### To be done
Make a verbatim copy of the entries below; pictures stay out.
Extracted material start
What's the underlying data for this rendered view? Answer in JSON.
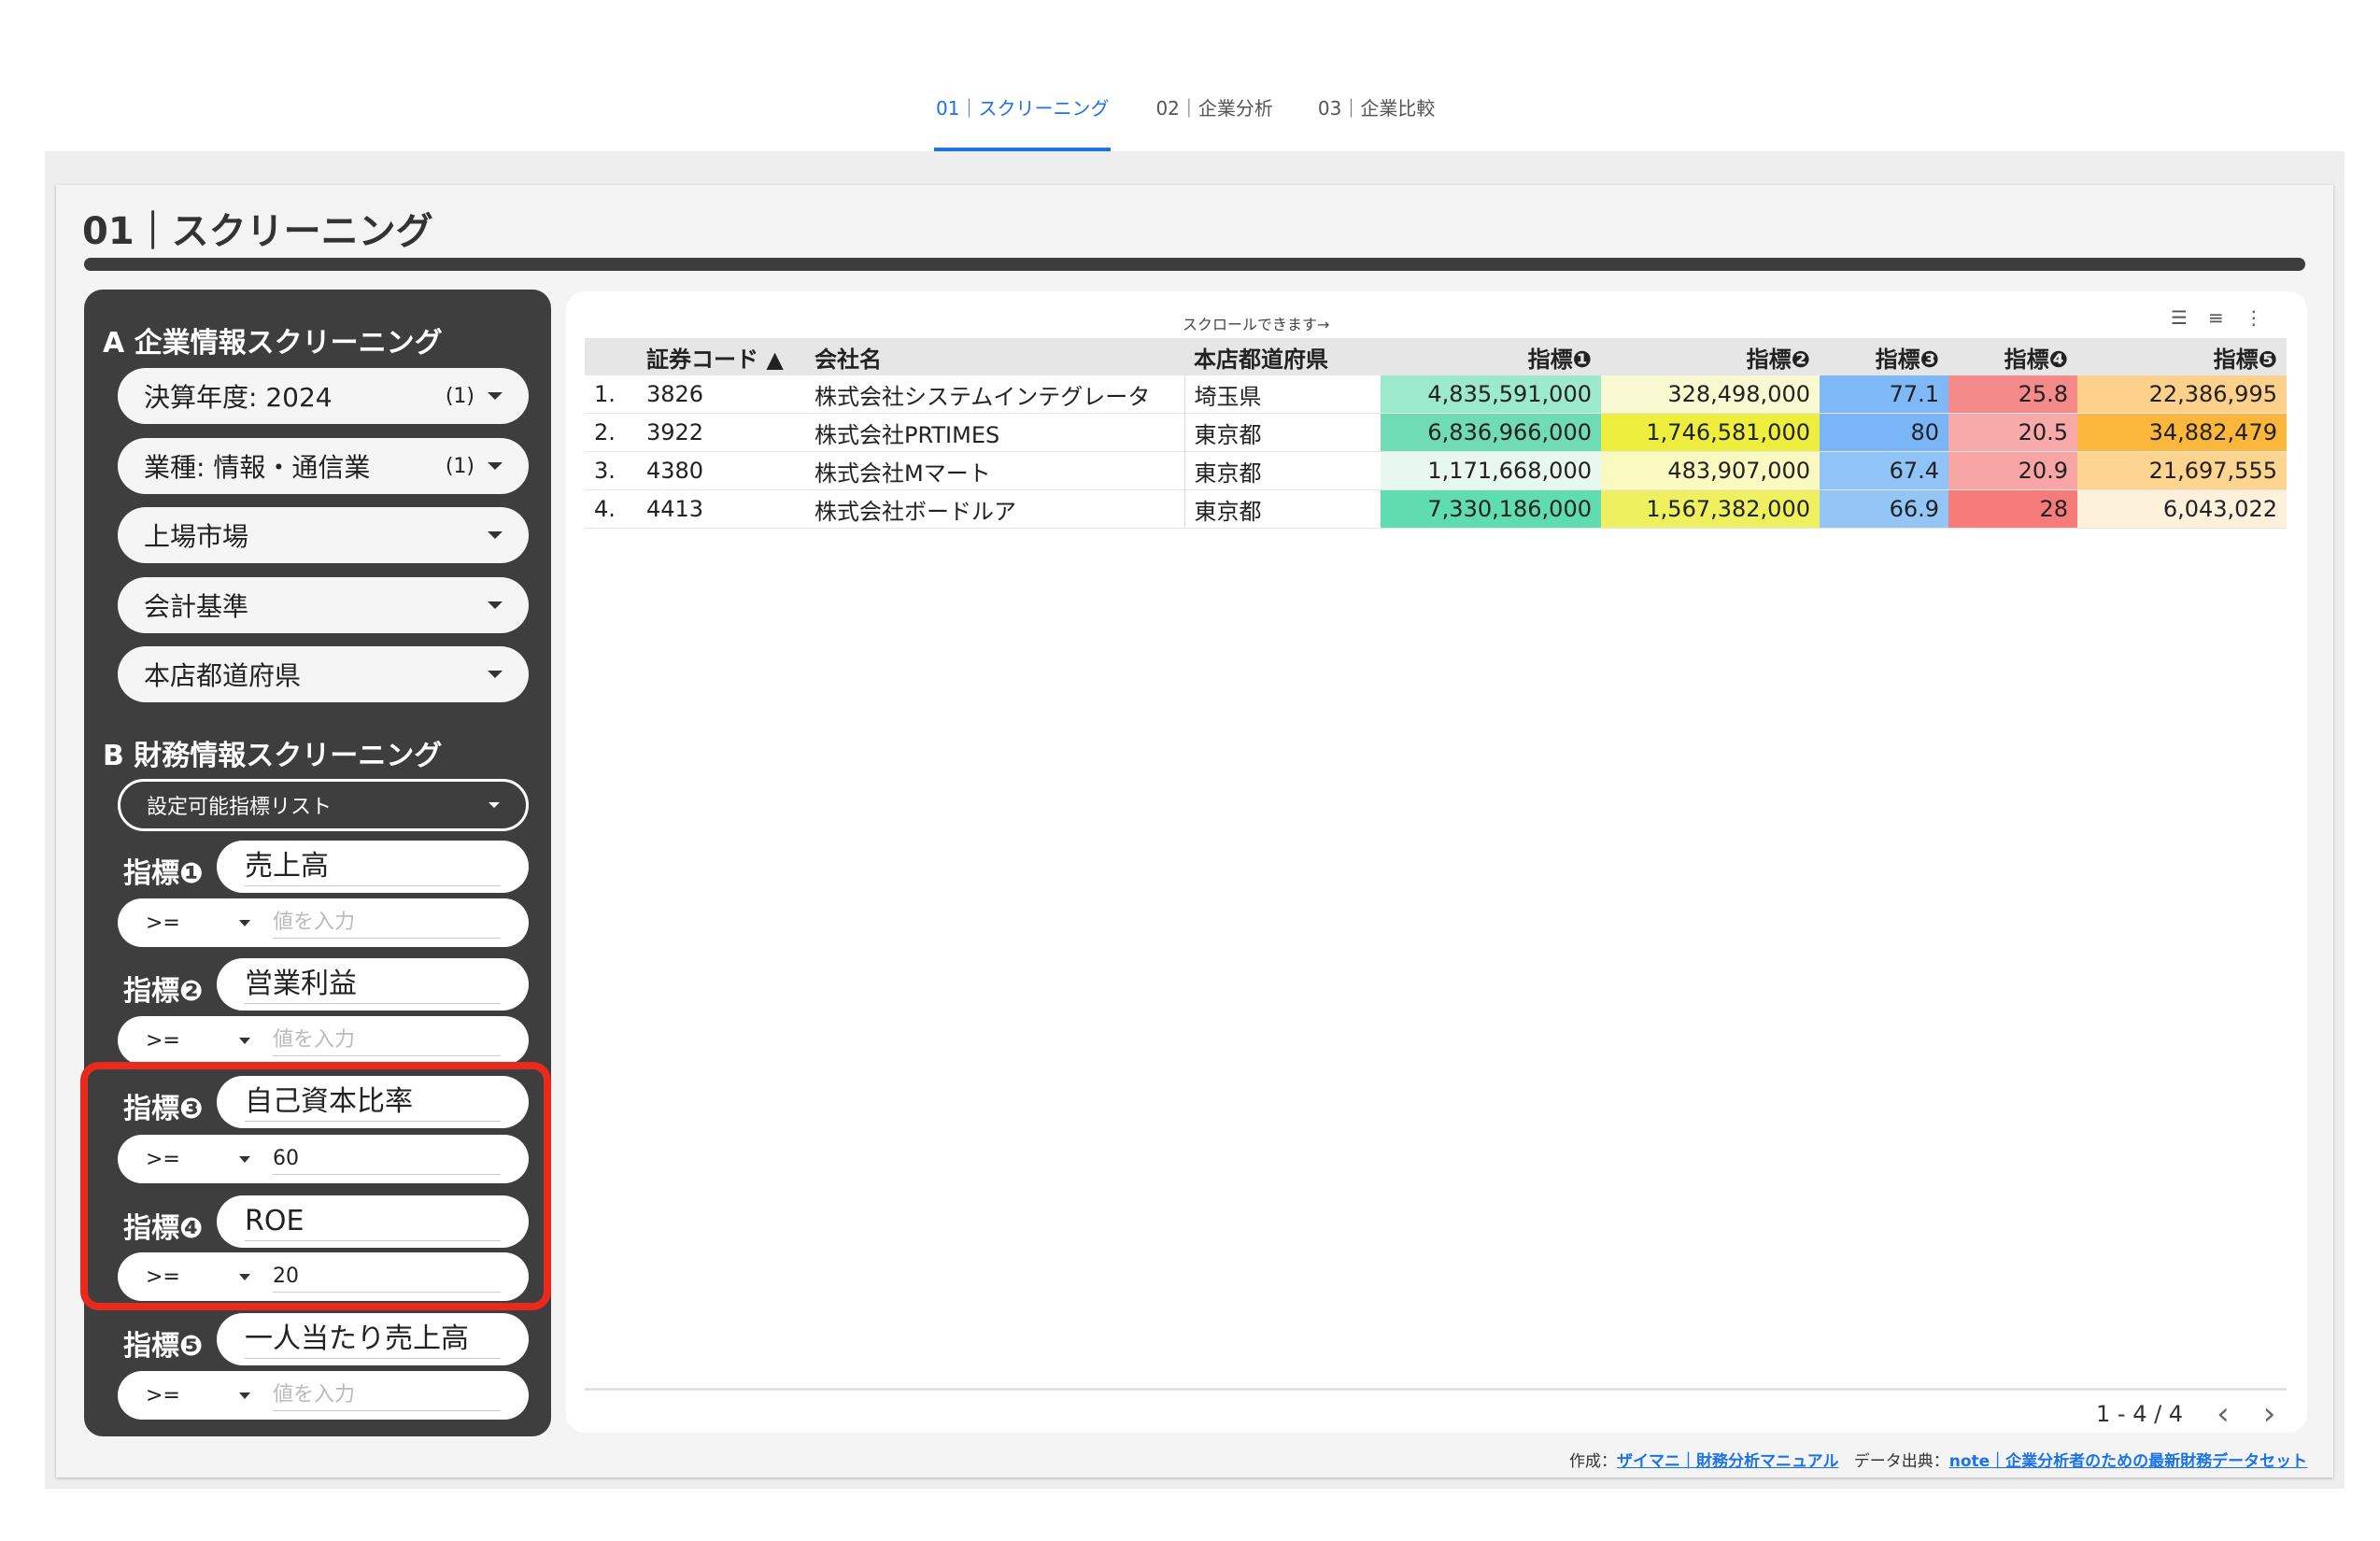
{
  "nav": {
    "tabs": [
      {
        "label": "01｜スクリーニング"
      },
      {
        "label": "02｜企業分析"
      },
      {
        "label": "03｜企業比較"
      }
    ]
  },
  "page": {
    "title": "01｜スクリーニング"
  },
  "filters": {
    "section_a_title": "A 企業情報スクリーニング",
    "dropdowns": [
      {
        "label": "決算年度: 2024",
        "count": "(1)"
      },
      {
        "label": "業種: 情報・通信業",
        "count": "(1)"
      },
      {
        "label": "上場市場",
        "count": ""
      },
      {
        "label": "会計基準",
        "count": ""
      },
      {
        "label": "本店都道府県",
        "count": ""
      }
    ],
    "section_b_title": "B 財務情報スクリーニング",
    "indicator_list_label": "設定可能指標リスト",
    "indicators": [
      {
        "label": "指標❶",
        "metric": "売上高",
        "operator": ">=",
        "value": "",
        "placeholder": "値を入力"
      },
      {
        "label": "指標❷",
        "metric": "営業利益",
        "operator": ">=",
        "value": "",
        "placeholder": "値を入力"
      },
      {
        "label": "指標❸",
        "metric": "自己資本比率",
        "operator": ">=",
        "value": "60",
        "placeholder": ""
      },
      {
        "label": "指標❹",
        "metric": "ROE",
        "operator": ">=",
        "value": "20",
        "placeholder": ""
      },
      {
        "label": "指標❺",
        "metric": "一人当たり売上高",
        "operator": ">=",
        "value": "",
        "placeholder": "値を入力"
      }
    ]
  },
  "table": {
    "scroll_hint": "スクロールできます→",
    "columns": [
      "",
      "証券コード ▲",
      "会社名",
      "本店都道府県",
      "指標❶",
      "指標❷",
      "指標❸",
      "指標❹",
      "指標❺"
    ],
    "rows": [
      [
        "1.",
        "3826",
        "株式会社システムインテグレータ",
        "埼玉県",
        "4,835,591,000",
        "328,498,000",
        "77.1",
        "25.8",
        "22,386,995"
      ],
      [
        "2.",
        "3922",
        "株式会社PRTIMES",
        "東京都",
        "6,836,966,000",
        "1,746,581,000",
        "80",
        "20.5",
        "34,882,479"
      ],
      [
        "3.",
        "4380",
        "株式会社Mマート",
        "東京都",
        "1,171,668,000",
        "483,907,000",
        "67.4",
        "20.9",
        "21,697,555"
      ],
      [
        "4.",
        "4413",
        "株式会社ボードルア",
        "東京都",
        "7,330,186,000",
        "1,567,382,000",
        "66.9",
        "28",
        "6,043,022"
      ]
    ],
    "cell_colors": [
      [
        "#9de9cc",
        "#fafad2",
        "#7fb8f7",
        "#f48a8a",
        "#fdd08c"
      ],
      [
        "#6fdcb5",
        "#eeee3f",
        "#7ab5f8",
        "#f8a9a9",
        "#fbb73b"
      ],
      [
        "#e8f8f1",
        "#fafac0",
        "#90c3f7",
        "#f8a5a5",
        "#fdd590"
      ],
      [
        "#5fdcb0",
        "#eef060",
        "#93c5f7",
        "#f67c7c",
        "#fdf1dc"
      ]
    ],
    "pager": "1 - 4 / 4"
  },
  "footer": {
    "made_by_prefix": "作成：",
    "made_by_link": "ザイマニ｜財務分析マニュアル",
    "source_prefix": "データ出典：",
    "source_link": "note｜企業分析者のための最新財務データセット"
  }
}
Extracted material end
### Reply
What's the underlying data for this rendered view? Answer in JSON.
{
  "nav": {
    "tabs": [
      {
        "label": "01｜スクリーニング"
      },
      {
        "label": "02｜企業分析"
      },
      {
        "label": "03｜企業比較"
      }
    ]
  },
  "page": {
    "title": "01｜スクリーニング"
  },
  "filters": {
    "section_a_title": "A 企業情報スクリーニング",
    "dropdowns": [
      {
        "label": "決算年度: 2024",
        "count": "(1)"
      },
      {
        "label": "業種: 情報・通信業",
        "count": "(1)"
      },
      {
        "label": "上場市場",
        "count": ""
      },
      {
        "label": "会計基準",
        "count": ""
      },
      {
        "label": "本店都道府県",
        "count": ""
      }
    ],
    "section_b_title": "B 財務情報スクリーニング",
    "indicator_list_label": "設定可能指標リスト",
    "indicators": [
      {
        "label": "指標❶",
        "metric": "売上高",
        "operator": ">=",
        "value": "",
        "placeholder": "値を入力"
      },
      {
        "label": "指標❷",
        "metric": "営業利益",
        "operator": ">=",
        "value": "",
        "placeholder": "値を入力"
      },
      {
        "label": "指標❸",
        "metric": "自己資本比率",
        "operator": ">=",
        "value": "60",
        "placeholder": ""
      },
      {
        "label": "指標❹",
        "metric": "ROE",
        "operator": ">=",
        "value": "20",
        "placeholder": ""
      },
      {
        "label": "指標❺",
        "metric": "一人当たり売上高",
        "operator": ">=",
        "value": "",
        "placeholder": "値を入力"
      }
    ]
  },
  "table": {
    "scroll_hint": "スクロールできます→",
    "columns": [
      "",
      "証券コード ▲",
      "会社名",
      "本店都道府県",
      "指標❶",
      "指標❷",
      "指標❸",
      "指標❹",
      "指標❺"
    ],
    "rows": [
      [
        "1.",
        "3826",
        "株式会社システムインテグレータ",
        "埼玉県",
        "4,835,591,000",
        "328,498,000",
        "77.1",
        "25.8",
        "22,386,995"
      ],
      [
        "2.",
        "3922",
        "株式会社PRTIMES",
        "東京都",
        "6,836,966,000",
        "1,746,581,000",
        "80",
        "20.5",
        "34,882,479"
      ],
      [
        "3.",
        "4380",
        "株式会社Mマート",
        "東京都",
        "1,171,668,000",
        "483,907,000",
        "67.4",
        "20.9",
        "21,697,555"
      ],
      [
        "4.",
        "4413",
        "株式会社ボードルア",
        "東京都",
        "7,330,186,000",
        "1,567,382,000",
        "66.9",
        "28",
        "6,043,022"
      ]
    ],
    "cell_colors": [
      [
        "#9de9cc",
        "#fafad2",
        "#7fb8f7",
        "#f48a8a",
        "#fdd08c"
      ],
      [
        "#6fdcb5",
        "#eeee3f",
        "#7ab5f8",
        "#f8a9a9",
        "#fbb73b"
      ],
      [
        "#e8f8f1",
        "#fafac0",
        "#90c3f7",
        "#f8a5a5",
        "#fdd590"
      ],
      [
        "#5fdcb0",
        "#eef060",
        "#93c5f7",
        "#f67c7c",
        "#fdf1dc"
      ]
    ],
    "pager": "1 - 4 / 4"
  },
  "footer": {
    "made_by_prefix": "作成：",
    "made_by_link": "ザイマニ｜財務分析マニュアル",
    "source_prefix": "データ出典：",
    "source_link": "note｜企業分析者のための最新財務データセット"
  }
}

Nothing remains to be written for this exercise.